## Task to complete
Exactly reproduce all the records, keeping pictures out of the copy.
[Begin Supplied entries]
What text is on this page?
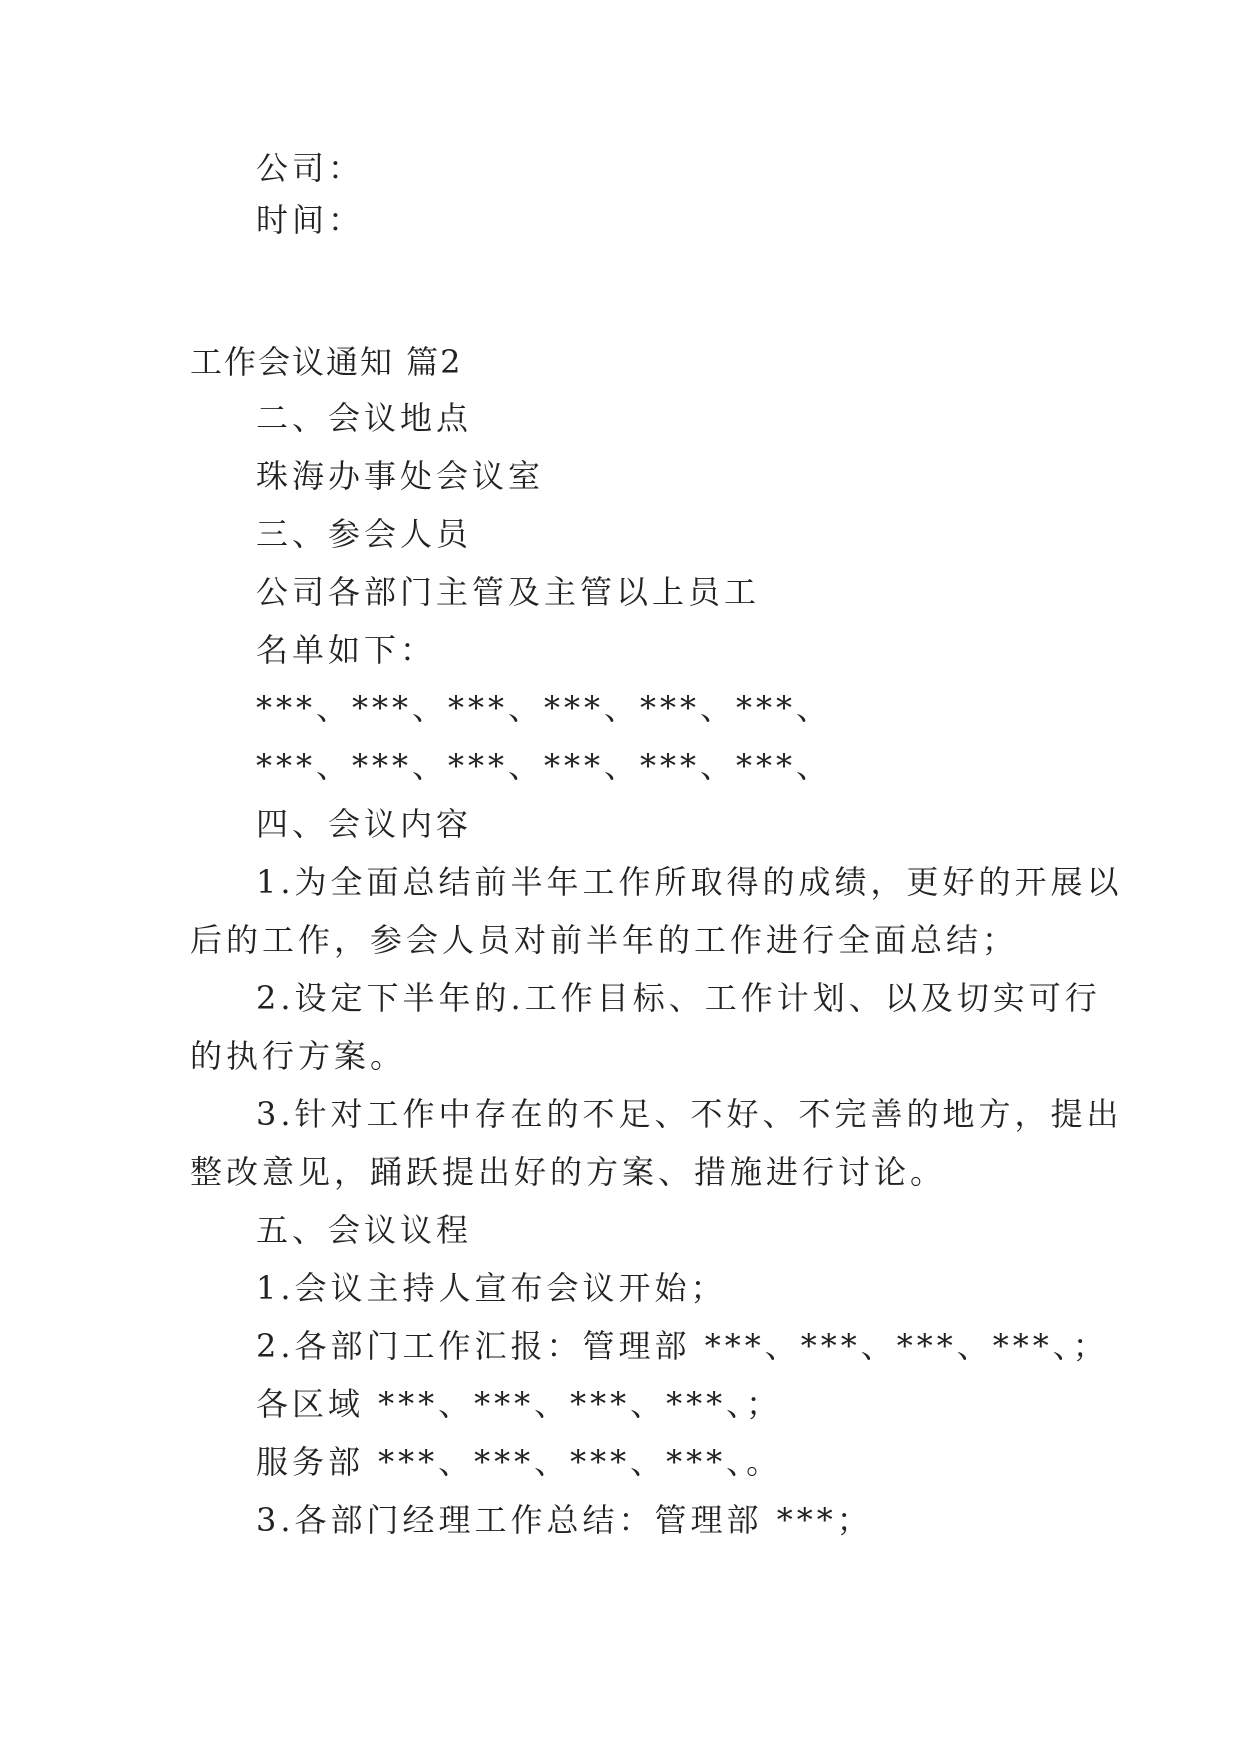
公司：
时间：
工作会议通知 篇2
二、会议地点
珠海办事处会议室
三、参会人员
公司各部门主管及主管以上员工
名单如下：
***、***、***、***、***、***、
***、***、***、***、***、***、
四、会议内容
1.为全面总结前半年工作所取得的成绩，更好的开展以
后的工作，参会人员对前半年的工作进行全面总结；
2.设定下半年的.工作目标、工作计划、以及切实可行
的执行方案。
3.针对工作中存在的不足、不好、不完善的地方，提出
整改意见，踊跃提出好的方案、措施进行讨论。
五、会议议程
1.会议主持人宣布会议开始；
2.各部门工作汇报：管理部 ***、***、***、***、；
各区域 ***、***、***、***、；
服务部 ***、***、***、***、。
3.各部门经理工作总结：管理部 ***；
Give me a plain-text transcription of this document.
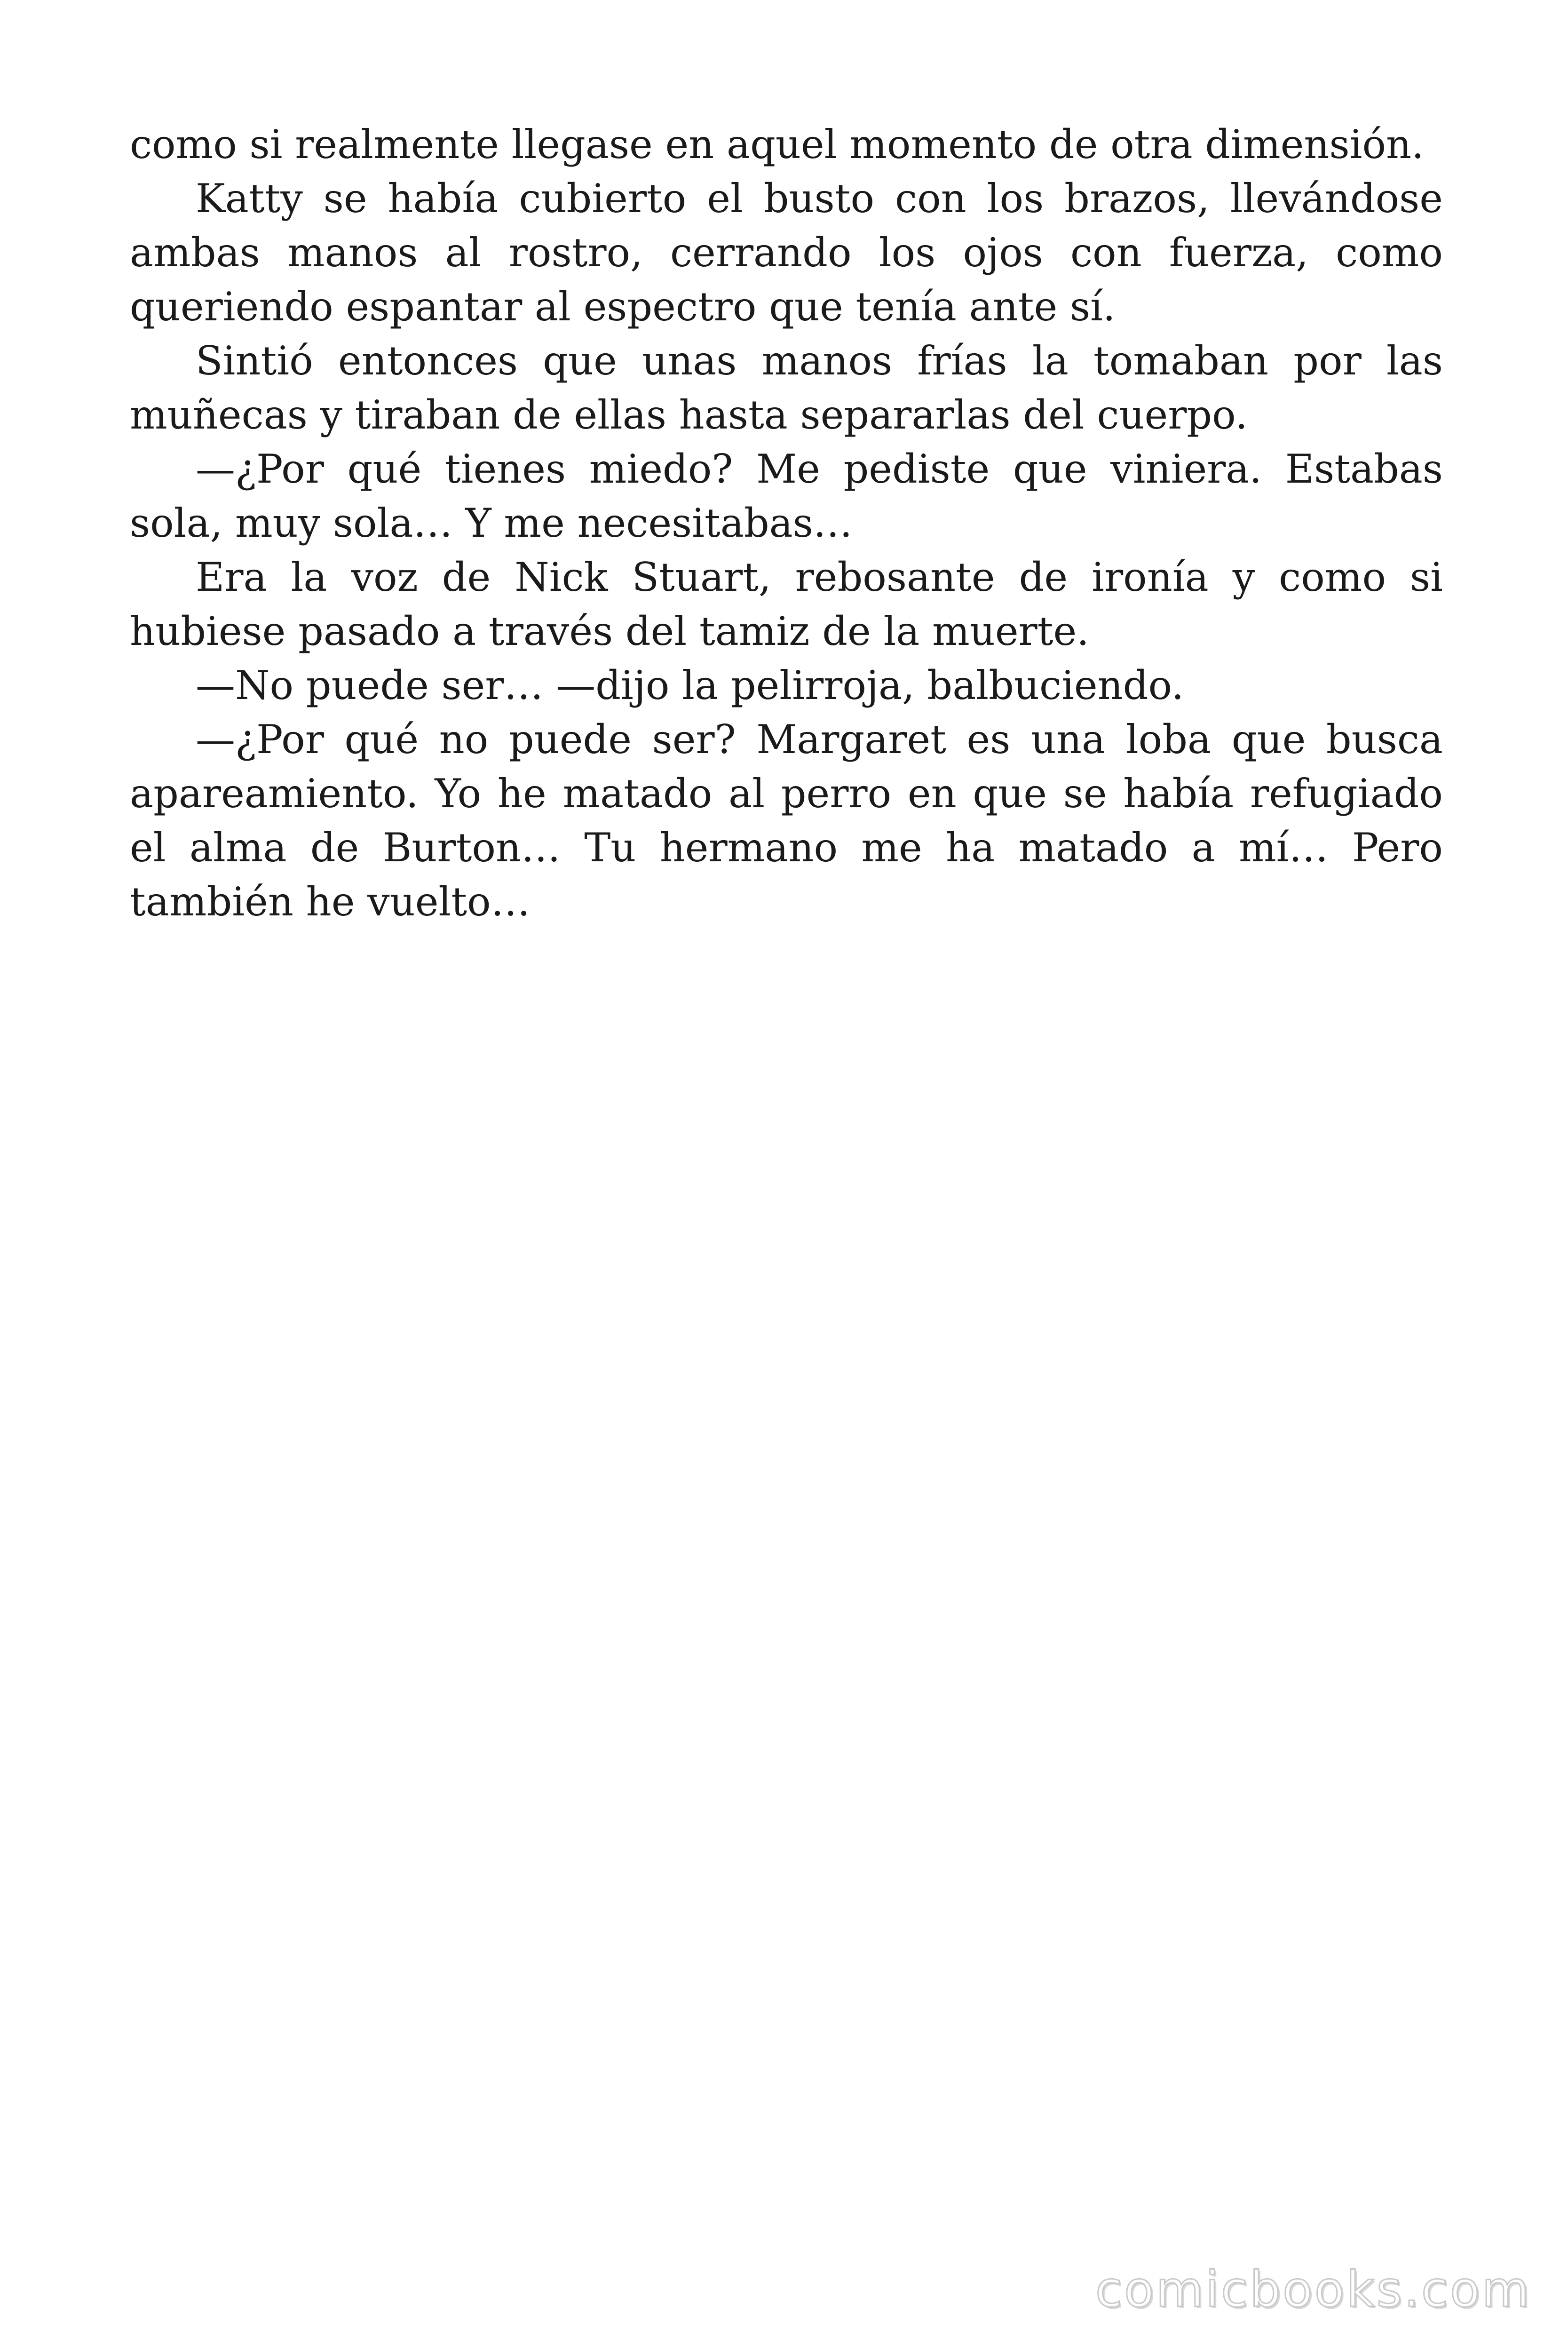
como si realmente llegase en aquel momento de otra dimensión.

Katty se había cubierto el busto con los brazos, llevándose ambas manos al rostro, cerrando los ojos con fuerza, como queriendo espantar al espectro que tenía ante sí.

Sintió entonces que unas manos frías la tomaban por las muñecas y tiraban de ellas hasta separarlas del cuerpo.

—¿Por qué tienes miedo? Me pediste que viniera. Estabas sola, muy sola… Y me necesitabas…

Era la voz de Nick Stuart, rebosante de ironía y como si hubiese pasado a través del tamiz de la muerte.

—No puede ser… —dijo la pelirroja, balbuciendo.

—¿Por qué no puede ser? Margaret es una loba que busca apareamiento. Yo he matado al perro en que se había refugiado el alma de Burton… Tu hermano me ha matado a mí… Pero también he vuelto…

comicbooks.com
[End Supplied entries]
## Solution for this exercise
What text is on this page?
公司：
时间：
工作会议通知 篇2
二、会议地点
珠海办事处会议室
三、参会人员
公司各部门主管及主管以上员工
名单如下：
***、***、***、***、***、***、
***、***、***、***、***、***、
四、会议内容
1.为全面总结前半年工作所取得的成绩，更好的开展以
后的工作，参会人员对前半年的工作进行全面总结；
2.设定下半年的.工作目标、工作计划、以及切实可行
的执行方案。
3.针对工作中存在的不足、不好、不完善的地方，提出
整改意见，踊跃提出好的方案、措施进行讨论。
五、会议议程
1.会议主持人宣布会议开始；
2.各部门工作汇报：管理部 ***、***、***、***、；
各区域 ***、***、***、***、；
服务部 ***、***、***、***、。
3.各部门经理工作总结：管理部 ***；
Give me a plain-text transcription of this document.
como si realmente llegase en aquel momento de otra dimensión.

Katty se había cubierto el busto con los brazos, llevándose ambas manos al rostro, cerrando los ojos con fuerza, como queriendo espantar al espectro que tenía ante sí.

Sintió entonces que unas manos frías la tomaban por las muñecas y tiraban de ellas hasta separarlas del cuerpo.

—¿Por qué tienes miedo? Me pediste que viniera. Estabas sola, muy sola… Y me necesitabas…

Era la voz de Nick Stuart, rebosante de ironía y como si hubiese pasado a través del tamiz de la muerte.

—No puede ser… —dijo la pelirroja, balbuciendo.

—¿Por qué no puede ser? Margaret es una loba que busca apareamiento. Yo he matado al perro en que se había refugiado el alma de Burton… Tu hermano me ha matado a mí… Pero también he vuelto…

comicbooks.com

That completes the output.